-- Begin --
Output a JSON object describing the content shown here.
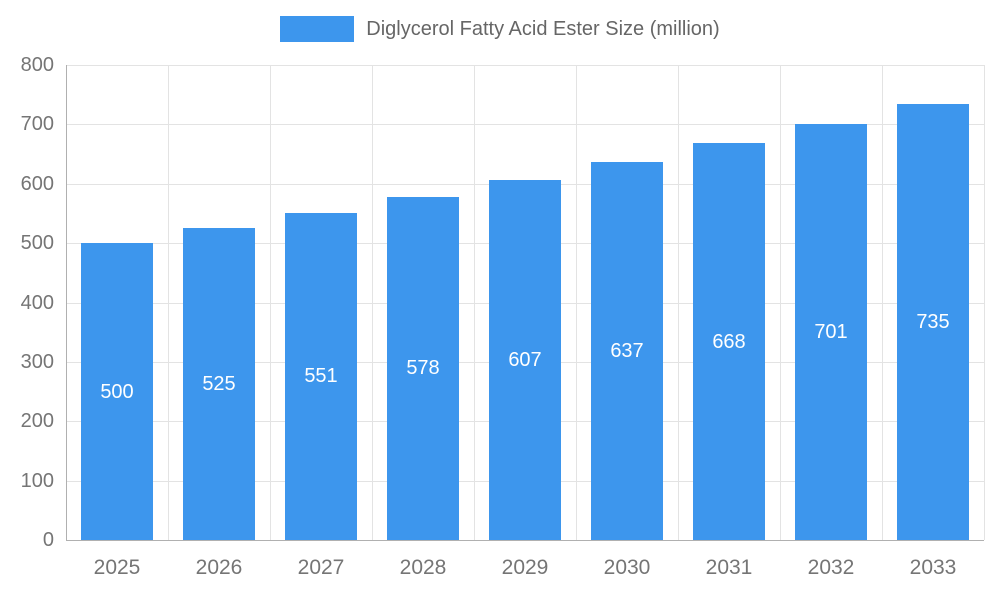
{
  "chart_data": {
    "type": "bar",
    "title": "Diglycerol Fatty Acid Ester Size (million)",
    "categories": [
      "2025",
      "2026",
      "2027",
      "2028",
      "2029",
      "2030",
      "2031",
      "2032",
      "2033"
    ],
    "values": [
      500,
      525,
      551,
      578,
      607,
      637,
      668,
      701,
      735
    ],
    "xlabel": "",
    "ylabel": "",
    "ylim": [
      0,
      800
    ],
    "ytick_step": 100,
    "grid": true,
    "legend_position": "top",
    "bar_color": "#3d96ed",
    "value_label_color": "#ffffff",
    "tick_label_color": "#757575",
    "gridline_color": "#e3e3e3",
    "axis_line_color": "#b0b0b0"
  }
}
-- End --
### TASK INSTRUCTIONS
Quote each record exactly as it stands, minus the pictures.

### THE SOLUTION
Output a JSON object describing the content shown here.
{
  "chart_data": {
    "type": "bar",
    "title": "Diglycerol Fatty Acid Ester Size (million)",
    "categories": [
      "2025",
      "2026",
      "2027",
      "2028",
      "2029",
      "2030",
      "2031",
      "2032",
      "2033"
    ],
    "values": [
      500,
      525,
      551,
      578,
      607,
      637,
      668,
      701,
      735
    ],
    "xlabel": "",
    "ylabel": "",
    "ylim": [
      0,
      800
    ],
    "ytick_step": 100,
    "grid": true,
    "legend_position": "top",
    "bar_color": "#3d96ed",
    "value_label_color": "#ffffff",
    "tick_label_color": "#757575",
    "gridline_color": "#e3e3e3",
    "axis_line_color": "#b0b0b0"
  }
}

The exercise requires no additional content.